Data for this task:
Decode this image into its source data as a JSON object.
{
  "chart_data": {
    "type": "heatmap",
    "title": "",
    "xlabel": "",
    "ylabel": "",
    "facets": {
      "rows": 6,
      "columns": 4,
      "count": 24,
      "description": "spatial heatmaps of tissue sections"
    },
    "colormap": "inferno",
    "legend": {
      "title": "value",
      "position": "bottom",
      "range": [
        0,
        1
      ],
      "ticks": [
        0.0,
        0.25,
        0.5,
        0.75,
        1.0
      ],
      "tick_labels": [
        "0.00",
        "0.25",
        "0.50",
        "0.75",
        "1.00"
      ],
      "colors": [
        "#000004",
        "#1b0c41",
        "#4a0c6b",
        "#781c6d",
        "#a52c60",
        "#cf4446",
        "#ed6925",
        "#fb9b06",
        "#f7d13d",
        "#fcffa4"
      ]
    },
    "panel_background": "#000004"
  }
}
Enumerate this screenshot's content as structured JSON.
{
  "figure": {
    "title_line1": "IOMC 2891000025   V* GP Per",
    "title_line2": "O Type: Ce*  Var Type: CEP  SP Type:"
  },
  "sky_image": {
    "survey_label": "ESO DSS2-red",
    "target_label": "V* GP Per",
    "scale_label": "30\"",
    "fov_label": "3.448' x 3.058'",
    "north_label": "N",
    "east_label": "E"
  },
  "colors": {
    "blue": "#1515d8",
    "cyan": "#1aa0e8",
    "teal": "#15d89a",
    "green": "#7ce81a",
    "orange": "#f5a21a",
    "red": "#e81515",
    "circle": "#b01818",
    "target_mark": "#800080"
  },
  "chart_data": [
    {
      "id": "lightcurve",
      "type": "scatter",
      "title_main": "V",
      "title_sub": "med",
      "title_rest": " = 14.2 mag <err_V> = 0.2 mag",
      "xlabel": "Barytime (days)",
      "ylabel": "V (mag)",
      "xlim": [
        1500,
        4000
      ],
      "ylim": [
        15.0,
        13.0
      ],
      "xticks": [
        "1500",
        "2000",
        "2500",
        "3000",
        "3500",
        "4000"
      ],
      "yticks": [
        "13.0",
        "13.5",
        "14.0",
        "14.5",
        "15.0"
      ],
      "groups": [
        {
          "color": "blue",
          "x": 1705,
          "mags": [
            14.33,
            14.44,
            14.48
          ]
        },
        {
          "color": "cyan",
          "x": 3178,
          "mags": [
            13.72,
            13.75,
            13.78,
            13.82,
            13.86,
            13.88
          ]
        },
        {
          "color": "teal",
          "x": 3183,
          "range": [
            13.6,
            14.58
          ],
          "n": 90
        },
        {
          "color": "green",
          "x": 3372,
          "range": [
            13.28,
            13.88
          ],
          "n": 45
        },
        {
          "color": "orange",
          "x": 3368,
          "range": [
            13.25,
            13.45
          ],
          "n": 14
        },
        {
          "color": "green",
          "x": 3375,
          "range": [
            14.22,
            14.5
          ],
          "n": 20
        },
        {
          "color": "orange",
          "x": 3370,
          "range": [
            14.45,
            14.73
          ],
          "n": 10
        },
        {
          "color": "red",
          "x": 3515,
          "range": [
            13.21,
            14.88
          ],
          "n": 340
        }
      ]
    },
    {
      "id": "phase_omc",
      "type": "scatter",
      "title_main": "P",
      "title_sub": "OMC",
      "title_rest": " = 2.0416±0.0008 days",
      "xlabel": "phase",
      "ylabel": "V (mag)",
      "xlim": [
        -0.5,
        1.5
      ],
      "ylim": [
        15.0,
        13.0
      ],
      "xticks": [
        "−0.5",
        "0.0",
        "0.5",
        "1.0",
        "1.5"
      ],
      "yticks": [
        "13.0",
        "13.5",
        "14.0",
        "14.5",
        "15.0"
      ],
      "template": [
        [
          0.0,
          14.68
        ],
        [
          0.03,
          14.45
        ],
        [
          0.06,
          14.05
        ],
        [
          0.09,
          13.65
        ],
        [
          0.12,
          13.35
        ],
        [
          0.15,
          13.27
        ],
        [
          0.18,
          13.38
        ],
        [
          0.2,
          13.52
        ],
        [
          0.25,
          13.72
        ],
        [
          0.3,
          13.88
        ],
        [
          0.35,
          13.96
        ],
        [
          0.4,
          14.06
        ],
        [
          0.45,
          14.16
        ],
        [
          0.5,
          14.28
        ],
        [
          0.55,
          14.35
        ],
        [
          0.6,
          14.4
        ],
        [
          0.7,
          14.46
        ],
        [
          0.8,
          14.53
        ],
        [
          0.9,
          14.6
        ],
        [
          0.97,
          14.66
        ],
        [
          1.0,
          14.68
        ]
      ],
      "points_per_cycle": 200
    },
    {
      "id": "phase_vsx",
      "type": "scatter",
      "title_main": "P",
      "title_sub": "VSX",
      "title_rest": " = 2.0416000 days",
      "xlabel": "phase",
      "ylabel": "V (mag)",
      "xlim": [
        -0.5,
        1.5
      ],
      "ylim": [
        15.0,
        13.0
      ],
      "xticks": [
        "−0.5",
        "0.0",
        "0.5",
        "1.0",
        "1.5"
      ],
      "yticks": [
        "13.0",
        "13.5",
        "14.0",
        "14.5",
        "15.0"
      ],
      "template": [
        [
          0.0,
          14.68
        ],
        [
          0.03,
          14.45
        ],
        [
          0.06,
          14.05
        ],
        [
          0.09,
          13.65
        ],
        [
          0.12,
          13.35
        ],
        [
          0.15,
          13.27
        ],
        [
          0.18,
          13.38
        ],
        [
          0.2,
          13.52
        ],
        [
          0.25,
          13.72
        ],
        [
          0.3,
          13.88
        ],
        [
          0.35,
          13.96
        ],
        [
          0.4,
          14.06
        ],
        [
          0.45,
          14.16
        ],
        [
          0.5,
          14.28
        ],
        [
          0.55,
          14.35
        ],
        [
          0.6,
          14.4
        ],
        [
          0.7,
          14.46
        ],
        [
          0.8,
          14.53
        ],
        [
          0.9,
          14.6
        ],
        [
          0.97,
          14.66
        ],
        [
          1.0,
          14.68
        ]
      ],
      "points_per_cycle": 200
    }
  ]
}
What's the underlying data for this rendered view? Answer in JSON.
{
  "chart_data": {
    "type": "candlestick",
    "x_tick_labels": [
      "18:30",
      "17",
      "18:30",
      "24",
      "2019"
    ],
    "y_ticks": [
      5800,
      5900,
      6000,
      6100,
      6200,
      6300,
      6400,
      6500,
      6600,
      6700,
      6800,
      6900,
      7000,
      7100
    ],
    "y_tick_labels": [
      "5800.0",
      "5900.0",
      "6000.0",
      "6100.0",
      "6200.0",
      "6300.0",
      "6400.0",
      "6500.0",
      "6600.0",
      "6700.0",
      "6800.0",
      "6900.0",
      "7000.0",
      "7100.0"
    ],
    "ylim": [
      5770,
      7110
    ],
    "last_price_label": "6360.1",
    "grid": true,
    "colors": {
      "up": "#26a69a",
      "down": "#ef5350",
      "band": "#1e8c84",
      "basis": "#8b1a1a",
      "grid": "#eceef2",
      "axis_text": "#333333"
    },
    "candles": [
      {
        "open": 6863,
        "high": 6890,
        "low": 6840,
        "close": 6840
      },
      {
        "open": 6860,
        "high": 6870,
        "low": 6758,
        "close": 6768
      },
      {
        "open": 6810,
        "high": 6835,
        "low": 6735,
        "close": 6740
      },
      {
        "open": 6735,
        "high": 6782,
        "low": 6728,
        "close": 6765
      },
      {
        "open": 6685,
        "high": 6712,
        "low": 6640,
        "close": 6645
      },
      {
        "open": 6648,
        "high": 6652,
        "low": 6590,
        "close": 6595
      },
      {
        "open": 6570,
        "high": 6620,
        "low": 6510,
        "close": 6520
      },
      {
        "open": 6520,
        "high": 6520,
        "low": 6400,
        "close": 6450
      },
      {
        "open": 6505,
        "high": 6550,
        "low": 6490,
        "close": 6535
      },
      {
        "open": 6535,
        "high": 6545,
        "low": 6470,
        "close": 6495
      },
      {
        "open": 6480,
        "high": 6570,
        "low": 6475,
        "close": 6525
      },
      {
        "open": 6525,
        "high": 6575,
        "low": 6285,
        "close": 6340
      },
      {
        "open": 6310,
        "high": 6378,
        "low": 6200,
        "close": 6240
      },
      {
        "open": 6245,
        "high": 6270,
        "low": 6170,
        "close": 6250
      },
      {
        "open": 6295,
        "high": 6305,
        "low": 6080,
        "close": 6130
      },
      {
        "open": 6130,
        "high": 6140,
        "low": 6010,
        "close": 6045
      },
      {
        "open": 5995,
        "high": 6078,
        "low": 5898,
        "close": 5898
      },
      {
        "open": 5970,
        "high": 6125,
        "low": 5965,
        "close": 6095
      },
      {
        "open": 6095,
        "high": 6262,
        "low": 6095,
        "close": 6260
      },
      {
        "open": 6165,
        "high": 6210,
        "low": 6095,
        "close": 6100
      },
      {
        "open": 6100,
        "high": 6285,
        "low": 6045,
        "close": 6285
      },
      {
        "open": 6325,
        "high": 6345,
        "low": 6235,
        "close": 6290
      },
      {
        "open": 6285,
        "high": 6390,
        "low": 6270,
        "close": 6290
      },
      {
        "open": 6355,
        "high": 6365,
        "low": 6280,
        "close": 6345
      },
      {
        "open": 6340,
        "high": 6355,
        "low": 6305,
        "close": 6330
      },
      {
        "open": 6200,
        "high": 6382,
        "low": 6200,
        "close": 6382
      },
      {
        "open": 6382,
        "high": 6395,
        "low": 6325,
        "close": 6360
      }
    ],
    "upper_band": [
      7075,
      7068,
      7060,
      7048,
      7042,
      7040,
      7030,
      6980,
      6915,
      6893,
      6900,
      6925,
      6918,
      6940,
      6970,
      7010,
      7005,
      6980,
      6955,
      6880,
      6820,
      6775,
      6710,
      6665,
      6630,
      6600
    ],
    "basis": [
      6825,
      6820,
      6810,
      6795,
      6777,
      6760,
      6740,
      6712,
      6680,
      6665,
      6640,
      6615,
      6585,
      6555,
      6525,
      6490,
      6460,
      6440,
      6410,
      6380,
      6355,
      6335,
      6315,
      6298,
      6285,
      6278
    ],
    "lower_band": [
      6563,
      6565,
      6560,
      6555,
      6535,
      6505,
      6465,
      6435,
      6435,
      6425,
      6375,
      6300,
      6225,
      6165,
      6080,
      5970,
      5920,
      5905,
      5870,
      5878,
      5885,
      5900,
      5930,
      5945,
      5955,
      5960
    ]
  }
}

Task instructions: Looking at the records above, count the lines where the word "days" appears. State only the number.

Task response: 3